◆ Supplied entries
# # # # # # #

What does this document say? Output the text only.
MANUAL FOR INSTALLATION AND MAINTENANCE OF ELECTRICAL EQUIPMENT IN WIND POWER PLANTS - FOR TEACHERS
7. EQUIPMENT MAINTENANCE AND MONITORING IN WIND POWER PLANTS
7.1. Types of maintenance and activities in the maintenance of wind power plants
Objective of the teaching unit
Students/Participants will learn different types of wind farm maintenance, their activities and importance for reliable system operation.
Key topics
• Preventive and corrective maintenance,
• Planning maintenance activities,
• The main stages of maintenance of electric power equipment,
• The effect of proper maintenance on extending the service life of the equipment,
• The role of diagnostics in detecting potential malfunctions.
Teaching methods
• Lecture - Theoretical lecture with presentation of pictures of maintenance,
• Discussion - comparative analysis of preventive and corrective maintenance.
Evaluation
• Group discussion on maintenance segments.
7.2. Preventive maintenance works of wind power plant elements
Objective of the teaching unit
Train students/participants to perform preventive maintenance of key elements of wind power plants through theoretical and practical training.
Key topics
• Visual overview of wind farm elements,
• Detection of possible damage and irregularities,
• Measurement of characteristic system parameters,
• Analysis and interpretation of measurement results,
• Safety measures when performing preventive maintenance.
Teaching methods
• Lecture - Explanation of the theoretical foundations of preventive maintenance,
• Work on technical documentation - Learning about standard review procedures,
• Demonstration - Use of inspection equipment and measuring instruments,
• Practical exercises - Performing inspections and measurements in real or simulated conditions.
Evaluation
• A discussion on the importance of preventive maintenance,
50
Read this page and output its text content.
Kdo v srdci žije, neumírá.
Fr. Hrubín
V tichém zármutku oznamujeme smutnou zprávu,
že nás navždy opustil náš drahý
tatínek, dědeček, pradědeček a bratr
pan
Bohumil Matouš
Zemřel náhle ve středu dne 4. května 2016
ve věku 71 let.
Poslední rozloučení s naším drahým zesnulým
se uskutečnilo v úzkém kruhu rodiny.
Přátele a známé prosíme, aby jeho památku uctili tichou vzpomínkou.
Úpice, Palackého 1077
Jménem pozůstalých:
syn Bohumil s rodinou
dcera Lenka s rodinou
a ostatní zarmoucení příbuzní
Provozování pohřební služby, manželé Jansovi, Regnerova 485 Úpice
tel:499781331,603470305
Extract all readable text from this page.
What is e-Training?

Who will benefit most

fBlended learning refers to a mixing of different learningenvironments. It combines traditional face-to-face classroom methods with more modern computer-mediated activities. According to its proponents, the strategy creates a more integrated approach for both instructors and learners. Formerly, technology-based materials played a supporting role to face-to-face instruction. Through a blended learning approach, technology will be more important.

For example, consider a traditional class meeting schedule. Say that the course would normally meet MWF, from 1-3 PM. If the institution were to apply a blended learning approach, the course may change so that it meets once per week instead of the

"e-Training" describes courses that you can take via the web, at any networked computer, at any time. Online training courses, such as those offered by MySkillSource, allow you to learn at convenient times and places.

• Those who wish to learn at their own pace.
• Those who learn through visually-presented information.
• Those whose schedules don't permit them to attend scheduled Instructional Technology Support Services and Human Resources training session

# # # # # # #

◆ What is expected
Pull out all lines from the entries above that include the word "farm".

◆ Solution for this exercise
Students/Participants will learn different types of wind farm maintenance, their activities and importance for reliable system operation.
• Visual overview of wind farm elements,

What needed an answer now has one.